The data –
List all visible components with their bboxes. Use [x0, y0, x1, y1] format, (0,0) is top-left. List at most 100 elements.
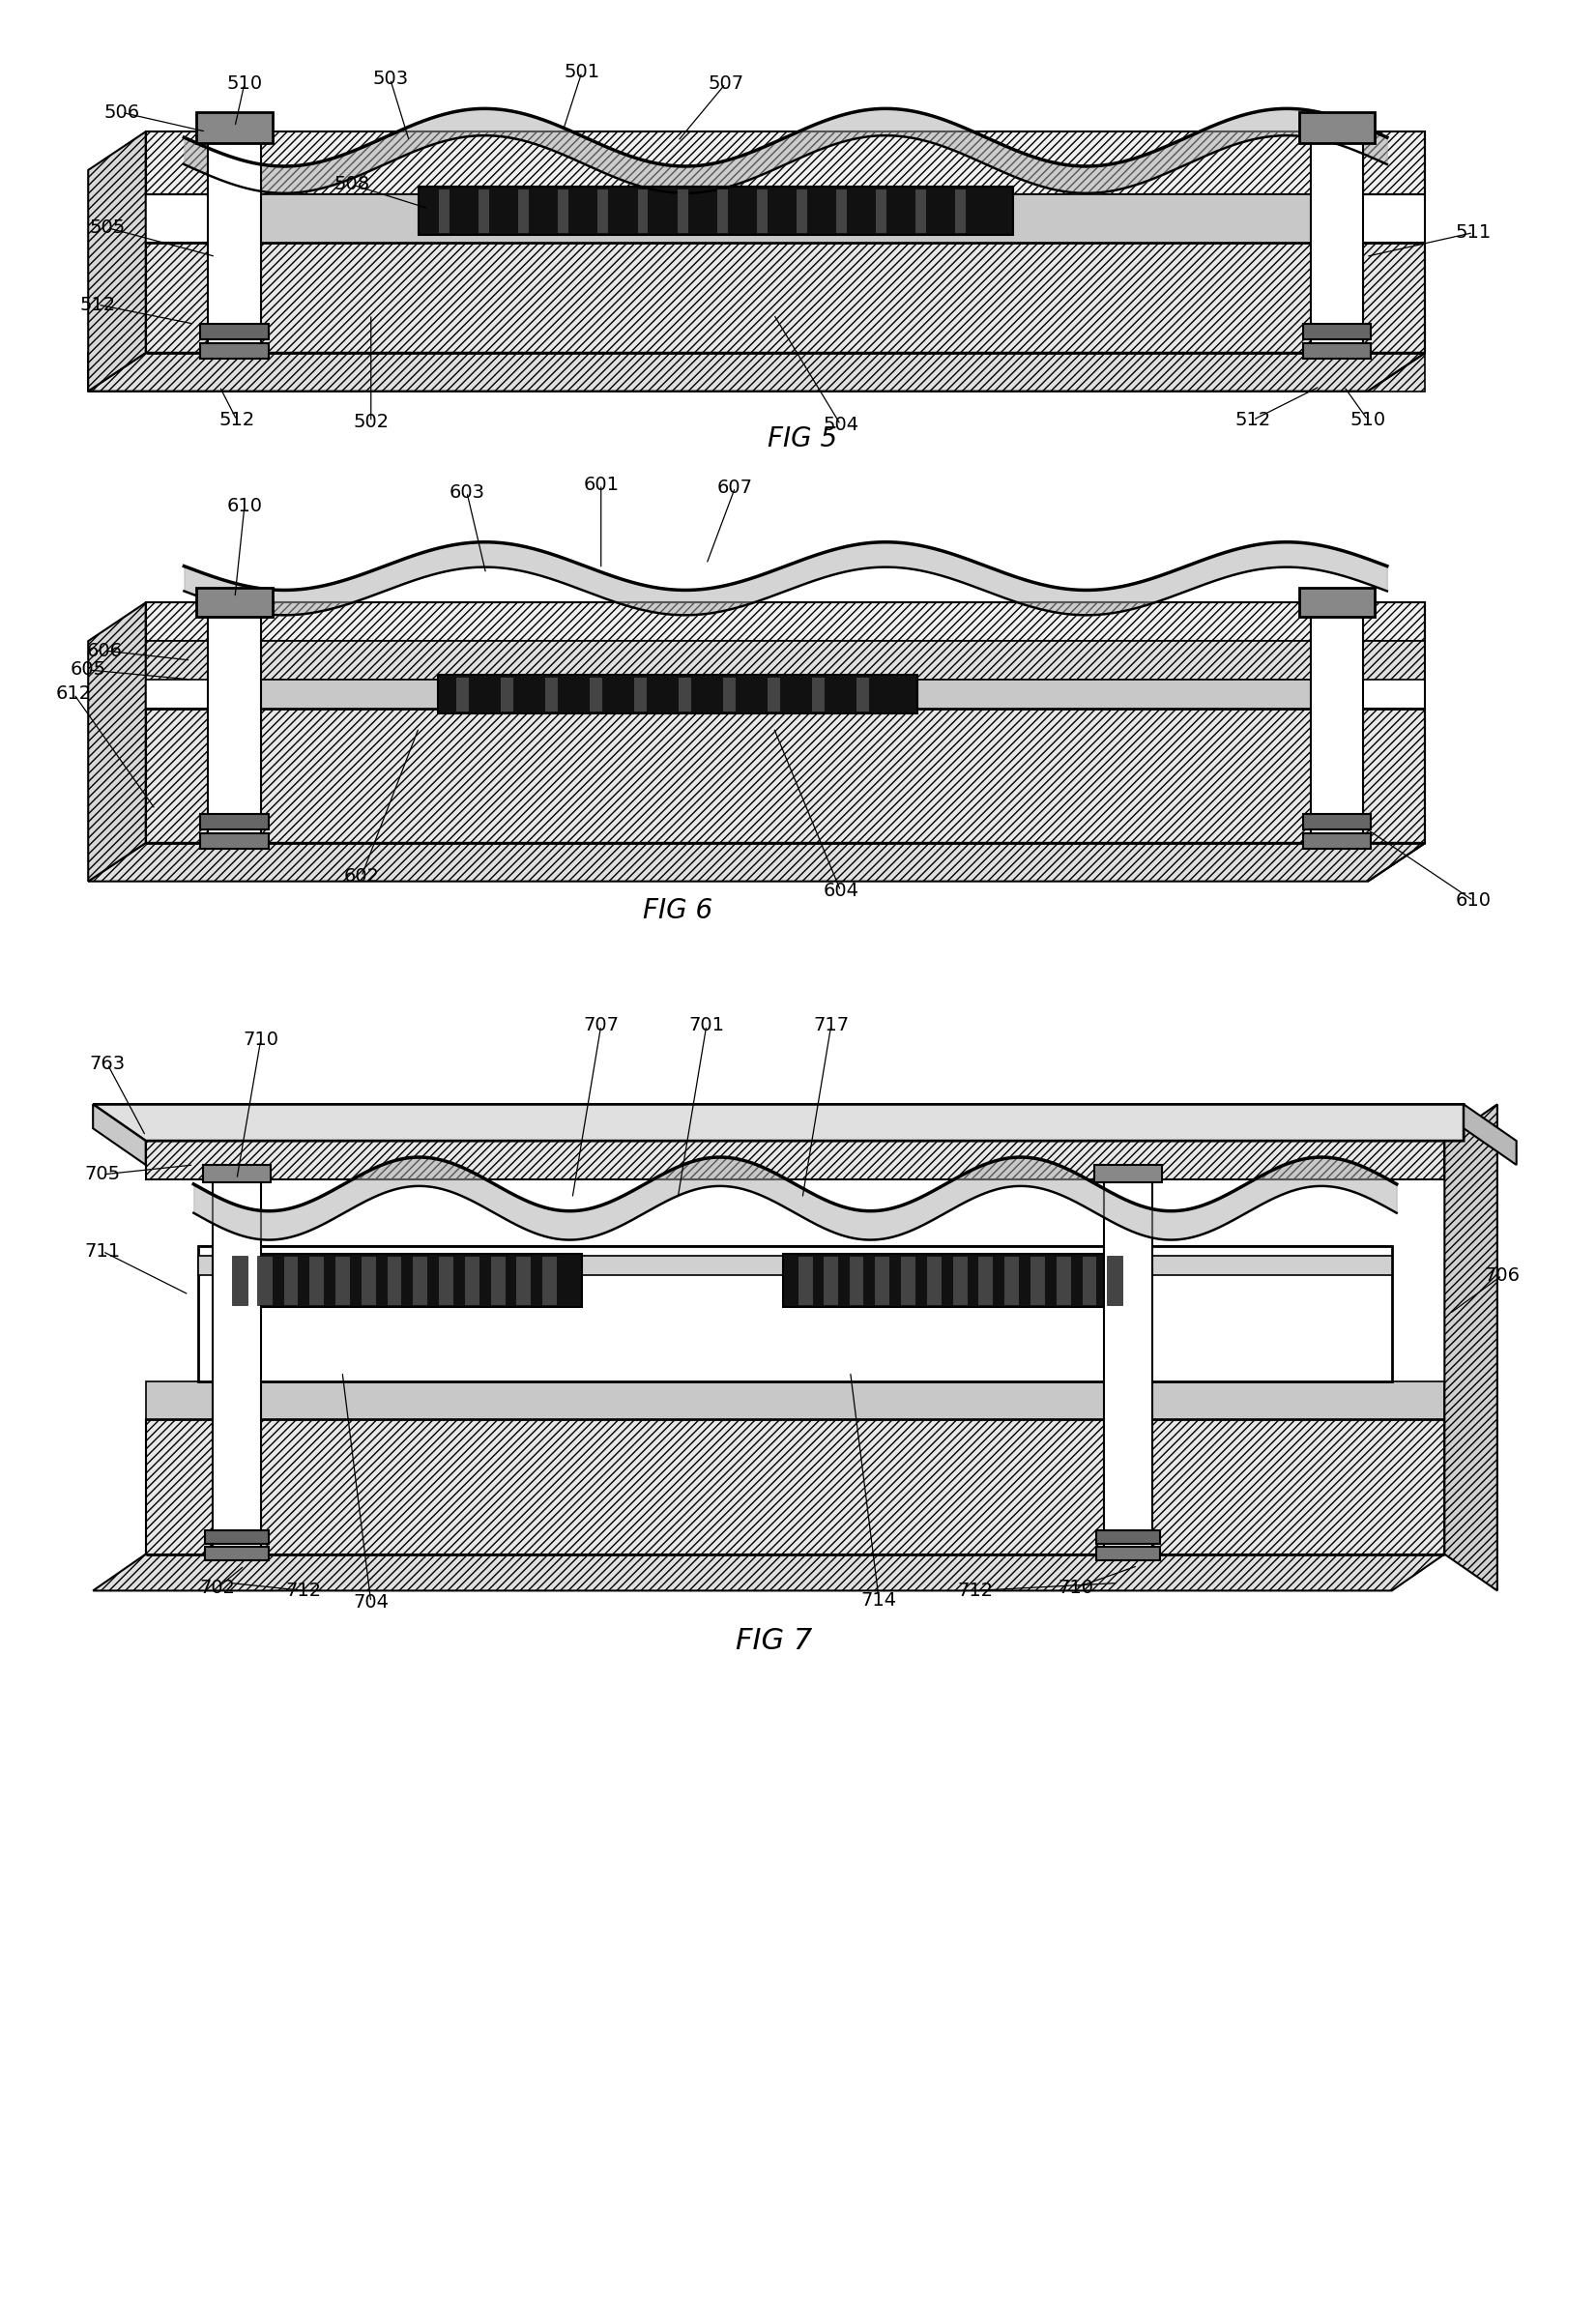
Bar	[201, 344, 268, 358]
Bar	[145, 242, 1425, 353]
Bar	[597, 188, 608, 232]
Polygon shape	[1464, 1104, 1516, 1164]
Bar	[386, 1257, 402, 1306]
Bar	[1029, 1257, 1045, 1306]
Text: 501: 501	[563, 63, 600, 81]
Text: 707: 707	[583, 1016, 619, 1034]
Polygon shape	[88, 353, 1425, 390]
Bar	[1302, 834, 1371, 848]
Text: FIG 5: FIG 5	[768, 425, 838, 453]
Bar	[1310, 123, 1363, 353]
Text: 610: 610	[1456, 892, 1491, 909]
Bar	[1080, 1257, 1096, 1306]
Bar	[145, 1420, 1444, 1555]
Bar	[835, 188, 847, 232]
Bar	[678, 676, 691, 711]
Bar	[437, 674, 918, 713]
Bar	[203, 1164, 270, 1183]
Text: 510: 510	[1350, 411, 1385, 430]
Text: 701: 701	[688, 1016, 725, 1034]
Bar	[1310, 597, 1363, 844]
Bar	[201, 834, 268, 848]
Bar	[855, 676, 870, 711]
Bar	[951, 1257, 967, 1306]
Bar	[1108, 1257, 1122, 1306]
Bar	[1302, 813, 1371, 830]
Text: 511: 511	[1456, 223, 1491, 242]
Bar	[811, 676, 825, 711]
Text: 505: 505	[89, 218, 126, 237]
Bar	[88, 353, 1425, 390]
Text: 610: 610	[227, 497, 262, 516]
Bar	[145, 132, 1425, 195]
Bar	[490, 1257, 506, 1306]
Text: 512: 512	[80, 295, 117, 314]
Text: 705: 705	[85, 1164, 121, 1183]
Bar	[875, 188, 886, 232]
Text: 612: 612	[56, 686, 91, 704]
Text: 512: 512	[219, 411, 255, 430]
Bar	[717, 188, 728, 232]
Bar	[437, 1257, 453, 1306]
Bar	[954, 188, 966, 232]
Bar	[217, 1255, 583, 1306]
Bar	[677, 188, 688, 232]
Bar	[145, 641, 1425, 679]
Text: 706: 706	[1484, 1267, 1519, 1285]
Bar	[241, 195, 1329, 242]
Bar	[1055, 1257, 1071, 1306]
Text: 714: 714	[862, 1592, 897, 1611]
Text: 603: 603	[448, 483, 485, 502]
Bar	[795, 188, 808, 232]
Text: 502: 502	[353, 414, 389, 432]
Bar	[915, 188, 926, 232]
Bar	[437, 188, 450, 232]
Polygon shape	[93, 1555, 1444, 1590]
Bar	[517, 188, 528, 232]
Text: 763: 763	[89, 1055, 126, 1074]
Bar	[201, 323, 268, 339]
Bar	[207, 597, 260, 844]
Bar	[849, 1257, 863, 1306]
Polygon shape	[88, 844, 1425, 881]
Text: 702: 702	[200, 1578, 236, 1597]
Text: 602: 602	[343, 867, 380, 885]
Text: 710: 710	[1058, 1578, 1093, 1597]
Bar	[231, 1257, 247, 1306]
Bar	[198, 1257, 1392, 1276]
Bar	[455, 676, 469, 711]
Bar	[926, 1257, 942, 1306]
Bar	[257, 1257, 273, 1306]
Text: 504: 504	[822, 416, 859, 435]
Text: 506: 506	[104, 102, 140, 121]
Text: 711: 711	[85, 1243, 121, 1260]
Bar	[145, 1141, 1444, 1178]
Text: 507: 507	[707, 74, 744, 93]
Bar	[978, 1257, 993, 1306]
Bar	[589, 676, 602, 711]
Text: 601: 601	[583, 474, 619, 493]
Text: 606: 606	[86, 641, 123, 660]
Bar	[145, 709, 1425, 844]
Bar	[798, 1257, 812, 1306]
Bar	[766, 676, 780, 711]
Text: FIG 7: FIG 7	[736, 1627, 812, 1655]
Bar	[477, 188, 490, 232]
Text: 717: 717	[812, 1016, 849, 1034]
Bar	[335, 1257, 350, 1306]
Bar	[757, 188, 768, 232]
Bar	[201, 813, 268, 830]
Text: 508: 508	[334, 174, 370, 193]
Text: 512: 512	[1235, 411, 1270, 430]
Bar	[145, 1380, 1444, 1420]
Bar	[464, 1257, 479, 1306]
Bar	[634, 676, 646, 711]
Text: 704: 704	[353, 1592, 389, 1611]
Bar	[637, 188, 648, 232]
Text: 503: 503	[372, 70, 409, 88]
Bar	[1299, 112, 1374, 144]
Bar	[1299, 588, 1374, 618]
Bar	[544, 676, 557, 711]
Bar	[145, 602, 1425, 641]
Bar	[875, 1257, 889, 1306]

What you need to do – Can you print every one of the entries above verbatim, line for line, but without the pictures?

Complete output –
List all visible components with their bboxes. Use [x0, y0, x1, y1] format, (0,0) is top-left. List at most 100 elements.
Bar	[201, 344, 268, 358]
Bar	[145, 242, 1425, 353]
Bar	[597, 188, 608, 232]
Polygon shape	[1464, 1104, 1516, 1164]
Bar	[386, 1257, 402, 1306]
Bar	[1029, 1257, 1045, 1306]
Text: 501: 501	[563, 63, 600, 81]
Text: 707: 707	[583, 1016, 619, 1034]
Polygon shape	[88, 353, 1425, 390]
Bar	[1302, 834, 1371, 848]
Text: FIG 5: FIG 5	[768, 425, 838, 453]
Bar	[1310, 123, 1363, 353]
Text: 610: 610	[1456, 892, 1491, 909]
Bar	[1080, 1257, 1096, 1306]
Bar	[145, 1420, 1444, 1555]
Bar	[835, 188, 847, 232]
Bar	[678, 676, 691, 711]
Bar	[437, 674, 918, 713]
Bar	[203, 1164, 270, 1183]
Text: 510: 510	[1350, 411, 1385, 430]
Text: 701: 701	[688, 1016, 725, 1034]
Bar	[1310, 597, 1363, 844]
Bar	[201, 834, 268, 848]
Bar	[855, 676, 870, 711]
Bar	[951, 1257, 967, 1306]
Bar	[1108, 1257, 1122, 1306]
Bar	[1302, 813, 1371, 830]
Text: 511: 511	[1456, 223, 1491, 242]
Bar	[811, 676, 825, 711]
Text: 505: 505	[89, 218, 126, 237]
Bar	[88, 353, 1425, 390]
Text: 610: 610	[227, 497, 262, 516]
Bar	[145, 132, 1425, 195]
Bar	[490, 1257, 506, 1306]
Text: 512: 512	[80, 295, 117, 314]
Text: 705: 705	[85, 1164, 121, 1183]
Bar	[875, 188, 886, 232]
Text: 612: 612	[56, 686, 91, 704]
Text: 512: 512	[219, 411, 255, 430]
Bar	[717, 188, 728, 232]
Bar	[437, 1257, 453, 1306]
Bar	[954, 188, 966, 232]
Bar	[217, 1255, 583, 1306]
Bar	[677, 188, 688, 232]
Bar	[145, 641, 1425, 679]
Text: 706: 706	[1484, 1267, 1519, 1285]
Bar	[241, 195, 1329, 242]
Bar	[1055, 1257, 1071, 1306]
Text: 714: 714	[862, 1592, 897, 1611]
Text: 603: 603	[448, 483, 485, 502]
Bar	[795, 188, 808, 232]
Text: 502: 502	[353, 414, 389, 432]
Bar	[915, 188, 926, 232]
Bar	[437, 188, 450, 232]
Polygon shape	[93, 1555, 1444, 1590]
Bar	[517, 188, 528, 232]
Text: 763: 763	[89, 1055, 126, 1074]
Bar	[201, 323, 268, 339]
Bar	[207, 597, 260, 844]
Bar	[849, 1257, 863, 1306]
Polygon shape	[88, 844, 1425, 881]
Text: 702: 702	[200, 1578, 236, 1597]
Text: 602: 602	[343, 867, 380, 885]
Text: 710: 710	[1058, 1578, 1093, 1597]
Bar	[231, 1257, 247, 1306]
Bar	[198, 1257, 1392, 1276]
Bar	[455, 676, 469, 711]
Bar	[926, 1257, 942, 1306]
Bar	[257, 1257, 273, 1306]
Text: 504: 504	[822, 416, 859, 435]
Text: 506: 506	[104, 102, 140, 121]
Text: 711: 711	[85, 1243, 121, 1260]
Bar	[145, 1141, 1444, 1178]
Text: 507: 507	[707, 74, 744, 93]
Bar	[978, 1257, 993, 1306]
Bar	[589, 676, 602, 711]
Text: 601: 601	[583, 474, 619, 493]
Text: 606: 606	[86, 641, 123, 660]
Bar	[145, 709, 1425, 844]
Bar	[798, 1257, 812, 1306]
Bar	[766, 676, 780, 711]
Text: FIG 7: FIG 7	[736, 1627, 812, 1655]
Bar	[477, 188, 490, 232]
Text: 717: 717	[812, 1016, 849, 1034]
Bar	[335, 1257, 350, 1306]
Bar	[757, 188, 768, 232]
Bar	[201, 813, 268, 830]
Text: 508: 508	[334, 174, 370, 193]
Text: 512: 512	[1235, 411, 1270, 430]
Bar	[145, 1380, 1444, 1420]
Bar	[464, 1257, 479, 1306]
Bar	[634, 676, 646, 711]
Text: 704: 704	[353, 1592, 389, 1611]
Bar	[637, 188, 648, 232]
Text: 503: 503	[372, 70, 409, 88]
Bar	[1299, 112, 1374, 144]
Bar	[1299, 588, 1374, 618]
Bar	[544, 676, 557, 711]
Bar	[145, 602, 1425, 641]
Bar	[875, 1257, 889, 1306]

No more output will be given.